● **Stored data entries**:

'''

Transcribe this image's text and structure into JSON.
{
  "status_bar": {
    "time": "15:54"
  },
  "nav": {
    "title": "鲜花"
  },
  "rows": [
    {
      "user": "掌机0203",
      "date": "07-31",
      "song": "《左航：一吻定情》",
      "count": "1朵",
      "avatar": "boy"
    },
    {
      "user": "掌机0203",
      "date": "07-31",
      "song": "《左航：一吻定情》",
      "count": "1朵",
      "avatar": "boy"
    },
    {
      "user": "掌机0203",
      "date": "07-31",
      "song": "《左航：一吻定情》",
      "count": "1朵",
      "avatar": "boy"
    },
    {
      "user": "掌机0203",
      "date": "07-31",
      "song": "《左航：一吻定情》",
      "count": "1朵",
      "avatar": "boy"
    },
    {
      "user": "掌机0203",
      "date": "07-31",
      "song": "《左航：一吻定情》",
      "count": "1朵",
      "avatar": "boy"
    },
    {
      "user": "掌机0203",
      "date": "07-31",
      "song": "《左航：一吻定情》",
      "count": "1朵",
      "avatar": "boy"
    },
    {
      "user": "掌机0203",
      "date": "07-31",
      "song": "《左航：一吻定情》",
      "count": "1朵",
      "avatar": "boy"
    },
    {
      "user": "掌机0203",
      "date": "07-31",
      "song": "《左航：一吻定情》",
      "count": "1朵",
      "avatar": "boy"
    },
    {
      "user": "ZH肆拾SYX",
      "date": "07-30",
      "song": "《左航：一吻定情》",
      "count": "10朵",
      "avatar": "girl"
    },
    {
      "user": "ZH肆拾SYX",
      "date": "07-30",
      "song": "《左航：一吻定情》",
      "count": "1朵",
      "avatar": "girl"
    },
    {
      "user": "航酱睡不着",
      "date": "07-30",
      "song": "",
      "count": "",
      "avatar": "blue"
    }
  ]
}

'''

Print every record above exactly as written.

● **Correct output**:
Transcribe this image's text and structure into JSON.
{
  "status_bar": {
    "time": "15:54"
  },
  "nav": {
    "title": "鲜花"
  },
  "rows": [
    {
      "user": "掌机0203",
      "date": "07-31",
      "song": "《左航：一吻定情》",
      "count": "1朵",
      "avatar": "boy"
    },
    {
      "user": "掌机0203",
      "date": "07-31",
      "song": "《左航：一吻定情》",
      "count": "1朵",
      "avatar": "boy"
    },
    {
      "user": "掌机0203",
      "date": "07-31",
      "song": "《左航：一吻定情》",
      "count": "1朵",
      "avatar": "boy"
    },
    {
      "user": "掌机0203",
      "date": "07-31",
      "song": "《左航：一吻定情》",
      "count": "1朵",
      "avatar": "boy"
    },
    {
      "user": "掌机0203",
      "date": "07-31",
      "song": "《左航：一吻定情》",
      "count": "1朵",
      "avatar": "boy"
    },
    {
      "user": "掌机0203",
      "date": "07-31",
      "song": "《左航：一吻定情》",
      "count": "1朵",
      "avatar": "boy"
    },
    {
      "user": "掌机0203",
      "date": "07-31",
      "song": "《左航：一吻定情》",
      "count": "1朵",
      "avatar": "boy"
    },
    {
      "user": "掌机0203",
      "date": "07-31",
      "song": "《左航：一吻定情》",
      "count": "1朵",
      "avatar": "boy"
    },
    {
      "user": "ZH肆拾SYX",
      "date": "07-30",
      "song": "《左航：一吻定情》",
      "count": "10朵",
      "avatar": "girl"
    },
    {
      "user": "ZH肆拾SYX",
      "date": "07-30",
      "song": "《左航：一吻定情》",
      "count": "1朵",
      "avatar": "girl"
    },
    {
      "user": "航酱睡不着",
      "date": "07-30",
      "song": "",
      "count": "",
      "avatar": "blue"
    }
  ]
}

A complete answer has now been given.